(Collected data entries)
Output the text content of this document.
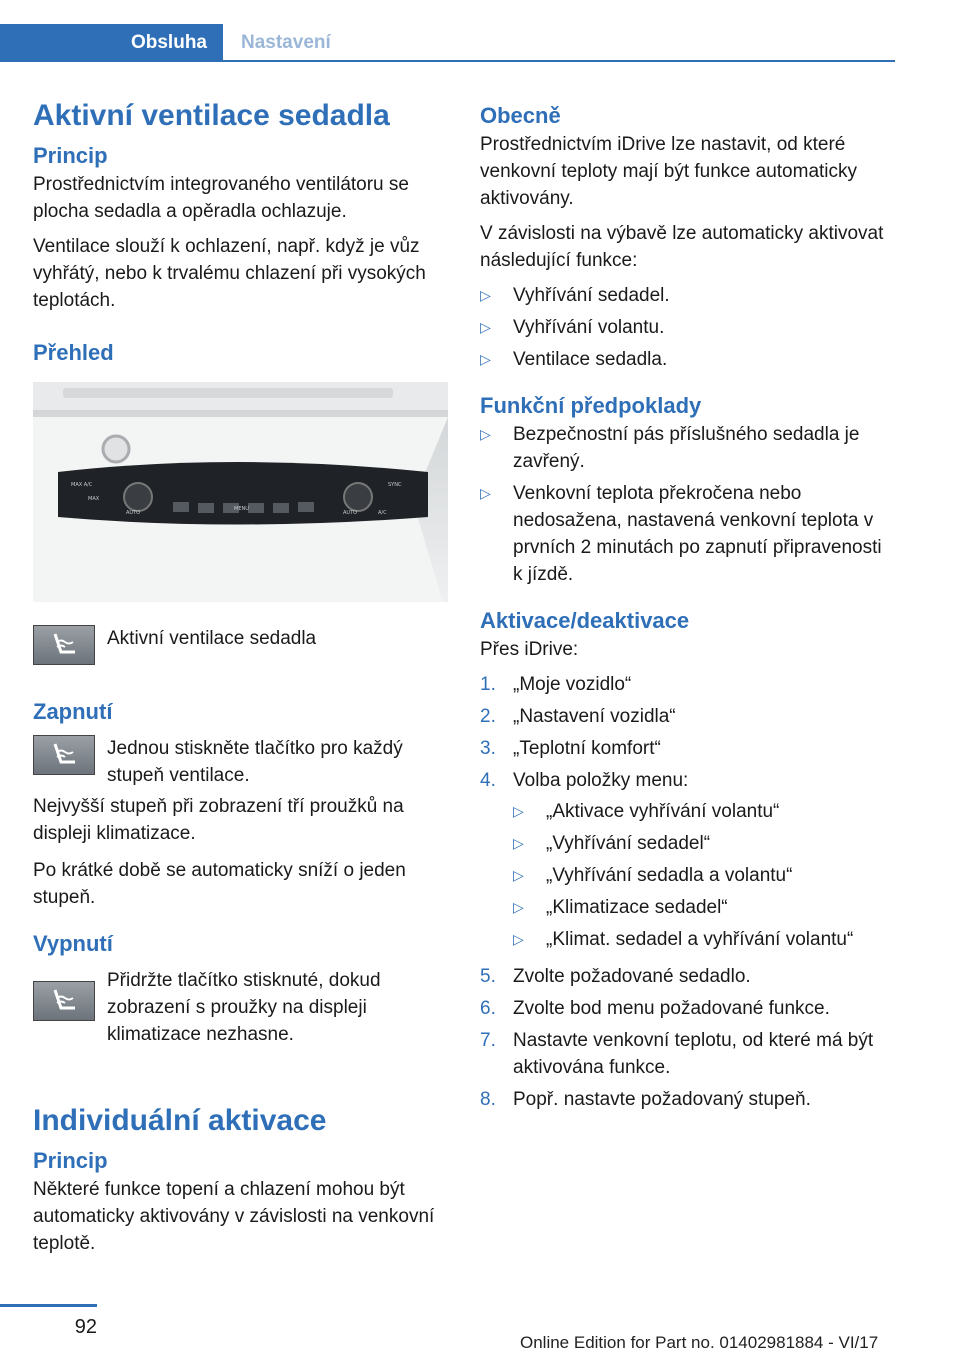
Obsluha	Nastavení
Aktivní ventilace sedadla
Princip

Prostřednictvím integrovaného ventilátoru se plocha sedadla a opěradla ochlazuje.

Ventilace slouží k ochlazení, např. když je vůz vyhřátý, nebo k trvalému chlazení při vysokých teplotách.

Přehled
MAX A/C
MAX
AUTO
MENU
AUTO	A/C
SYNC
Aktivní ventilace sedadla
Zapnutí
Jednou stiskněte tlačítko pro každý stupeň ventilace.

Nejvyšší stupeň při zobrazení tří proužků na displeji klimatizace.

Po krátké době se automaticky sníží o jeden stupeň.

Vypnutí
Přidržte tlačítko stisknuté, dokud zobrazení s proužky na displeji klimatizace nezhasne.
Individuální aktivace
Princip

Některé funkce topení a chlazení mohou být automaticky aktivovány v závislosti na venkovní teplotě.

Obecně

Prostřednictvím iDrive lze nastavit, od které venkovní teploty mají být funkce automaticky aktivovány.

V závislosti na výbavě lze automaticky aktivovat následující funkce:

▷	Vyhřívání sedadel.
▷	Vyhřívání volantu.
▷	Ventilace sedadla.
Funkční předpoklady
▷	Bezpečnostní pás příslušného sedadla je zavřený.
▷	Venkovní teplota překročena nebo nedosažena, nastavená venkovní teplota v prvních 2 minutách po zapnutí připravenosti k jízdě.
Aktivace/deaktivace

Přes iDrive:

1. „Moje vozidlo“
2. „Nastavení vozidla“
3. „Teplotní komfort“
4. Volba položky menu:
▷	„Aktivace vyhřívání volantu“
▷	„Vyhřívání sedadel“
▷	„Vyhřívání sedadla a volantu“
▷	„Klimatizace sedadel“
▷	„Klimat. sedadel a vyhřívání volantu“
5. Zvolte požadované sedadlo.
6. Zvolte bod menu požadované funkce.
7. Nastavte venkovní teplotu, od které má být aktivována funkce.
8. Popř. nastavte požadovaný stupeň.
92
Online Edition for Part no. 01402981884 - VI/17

→ **WORK TO COMPLETE**: In the listing, find each line with the string "Nastavení" and copy it.

→ **CORRECT RESULT**:
Obsluha	Nastavení
2. „Nastavení vozidla“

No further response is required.